┌──
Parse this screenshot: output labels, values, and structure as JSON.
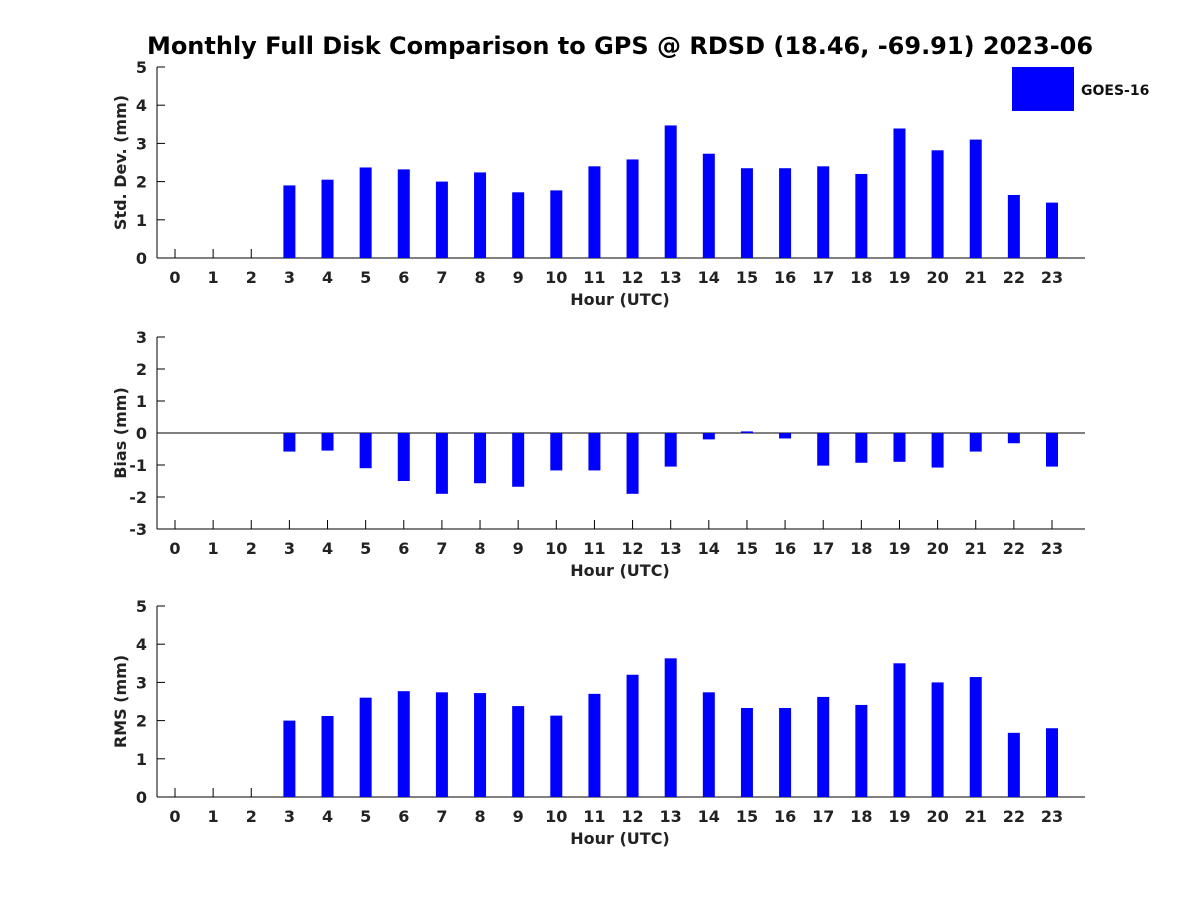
{
  "title": "Monthly Full Disk Comparison to GPS @ RDSD (18.46, -69.91) 2023-06",
  "legend": {
    "label": "GOES-16",
    "color": "#0000ff",
    "placement": "top-right"
  },
  "chart_data": [
    {
      "type": "bar",
      "xlabel": "Hour (UTC)",
      "ylabel": "Std. Dev. (mm)",
      "ylim": [
        0,
        5
      ],
      "yticks": [
        0,
        1,
        2,
        3,
        4,
        5
      ],
      "categories": [
        "0",
        "1",
        "2",
        "3",
        "4",
        "5",
        "6",
        "7",
        "8",
        "9",
        "10",
        "11",
        "12",
        "13",
        "14",
        "15",
        "16",
        "17",
        "18",
        "19",
        "20",
        "21",
        "22",
        "23"
      ],
      "series": [
        {
          "name": "GOES-16",
          "values": [
            null,
            null,
            null,
            1.9,
            2.05,
            2.37,
            2.32,
            2.0,
            2.24,
            1.72,
            1.77,
            2.4,
            2.58,
            3.47,
            2.73,
            2.35,
            2.35,
            2.4,
            2.2,
            3.39,
            2.82,
            3.1,
            1.65,
            1.45
          ]
        }
      ]
    },
    {
      "type": "bar",
      "xlabel": "Hour (UTC)",
      "ylabel": "Bias (mm)",
      "ylim": [
        -3,
        3
      ],
      "yticks": [
        -3,
        -2,
        -1,
        0,
        1,
        2,
        3
      ],
      "zero_line": true,
      "categories": [
        "0",
        "1",
        "2",
        "3",
        "4",
        "5",
        "6",
        "7",
        "8",
        "9",
        "10",
        "11",
        "12",
        "13",
        "14",
        "15",
        "16",
        "17",
        "18",
        "19",
        "20",
        "21",
        "22",
        "23"
      ],
      "series": [
        {
          "name": "GOES-16",
          "values": [
            null,
            null,
            null,
            -0.58,
            -0.55,
            -1.1,
            -1.5,
            -1.9,
            -1.57,
            -1.68,
            -1.17,
            -1.17,
            -1.9,
            -1.05,
            -0.2,
            0.05,
            -0.17,
            -1.02,
            -0.93,
            -0.9,
            -1.08,
            -0.58,
            -0.32,
            -1.05
          ]
        }
      ]
    },
    {
      "type": "bar",
      "xlabel": "Hour (UTC)",
      "ylabel": "RMS (mm)",
      "ylim": [
        0,
        5
      ],
      "yticks": [
        0,
        1,
        2,
        3,
        4,
        5
      ],
      "categories": [
        "0",
        "1",
        "2",
        "3",
        "4",
        "5",
        "6",
        "7",
        "8",
        "9",
        "10",
        "11",
        "12",
        "13",
        "14",
        "15",
        "16",
        "17",
        "18",
        "19",
        "20",
        "21",
        "22",
        "23"
      ],
      "series": [
        {
          "name": "GOES-16",
          "values": [
            null,
            null,
            null,
            2.0,
            2.12,
            2.6,
            2.77,
            2.74,
            2.72,
            2.38,
            2.13,
            2.7,
            3.2,
            3.63,
            2.74,
            2.33,
            2.33,
            2.62,
            2.41,
            3.5,
            3.0,
            3.14,
            1.68,
            1.8
          ]
        }
      ]
    }
  ]
}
└──
> What is expected: Out of the material above, gather each line where "ylabel" appears.

> Final result:
      "ylabel": "Std. Dev. (mm)",
      "ylabel": "Bias (mm)",
      "ylabel": "RMS (mm)",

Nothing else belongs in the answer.